* WORK TO BE COMPLETED *
Reproduce exactly the lines from the one containing "What's the underlying" through the last line of the data, both ends included.

* MATERIAL PROVIDED *

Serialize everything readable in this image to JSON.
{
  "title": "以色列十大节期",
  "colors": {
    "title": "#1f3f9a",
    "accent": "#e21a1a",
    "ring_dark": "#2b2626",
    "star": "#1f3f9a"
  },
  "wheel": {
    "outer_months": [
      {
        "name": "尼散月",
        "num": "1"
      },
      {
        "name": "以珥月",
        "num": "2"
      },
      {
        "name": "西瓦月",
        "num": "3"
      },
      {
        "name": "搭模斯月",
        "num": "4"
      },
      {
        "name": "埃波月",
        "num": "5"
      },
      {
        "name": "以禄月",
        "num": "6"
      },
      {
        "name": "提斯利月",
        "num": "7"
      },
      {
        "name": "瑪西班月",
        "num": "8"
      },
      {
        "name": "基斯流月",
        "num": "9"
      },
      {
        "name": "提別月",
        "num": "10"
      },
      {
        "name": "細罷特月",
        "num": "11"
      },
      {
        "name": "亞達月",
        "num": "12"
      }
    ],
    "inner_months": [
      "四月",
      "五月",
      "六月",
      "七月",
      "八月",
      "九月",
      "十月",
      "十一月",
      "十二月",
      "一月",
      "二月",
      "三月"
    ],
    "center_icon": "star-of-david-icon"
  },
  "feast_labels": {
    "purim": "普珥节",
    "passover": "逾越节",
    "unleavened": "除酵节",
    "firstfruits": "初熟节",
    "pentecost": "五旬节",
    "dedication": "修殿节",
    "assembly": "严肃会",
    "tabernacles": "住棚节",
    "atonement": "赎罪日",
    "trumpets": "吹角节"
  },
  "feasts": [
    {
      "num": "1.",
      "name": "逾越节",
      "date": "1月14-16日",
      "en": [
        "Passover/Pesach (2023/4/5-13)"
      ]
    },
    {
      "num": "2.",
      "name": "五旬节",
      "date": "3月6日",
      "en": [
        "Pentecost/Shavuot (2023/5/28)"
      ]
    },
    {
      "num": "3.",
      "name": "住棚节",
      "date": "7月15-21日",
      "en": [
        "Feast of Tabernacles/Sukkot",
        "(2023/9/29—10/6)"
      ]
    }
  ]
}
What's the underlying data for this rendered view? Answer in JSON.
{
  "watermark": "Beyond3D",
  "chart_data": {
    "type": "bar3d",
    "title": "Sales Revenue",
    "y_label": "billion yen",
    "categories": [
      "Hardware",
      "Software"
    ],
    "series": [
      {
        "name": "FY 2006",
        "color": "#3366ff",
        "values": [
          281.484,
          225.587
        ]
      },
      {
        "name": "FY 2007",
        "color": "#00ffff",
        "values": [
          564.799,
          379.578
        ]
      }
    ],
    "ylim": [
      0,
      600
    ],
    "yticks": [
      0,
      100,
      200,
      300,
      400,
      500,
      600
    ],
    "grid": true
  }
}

* OUTPUT *
What's the underlying data for this rendered view? Answer in JSON.
{
  "watermark": "Beyond3D",
  "chart_data": {
    "type": "bar3d",
    "title": "Sales Revenue",
    "y_label": "billion yen",
    "categories": [
      "Hardware",
      "Software"
    ],
    "series": [
      {
        "name": "FY 2006",
        "color": "#3366ff",
        "values": [
          281.484,
          225.587
        ]
      },
      {
        "name": "FY 2007",
        "color": "#00ffff",
        "values": [
          564.799,
          379.578
        ]
      }
    ],
    "ylim": [
      0,
      600
    ],
    "yticks": [
      0,
      100,
      200,
      300,
      400,
      500,
      600
    ],
    "grid": true
  }
}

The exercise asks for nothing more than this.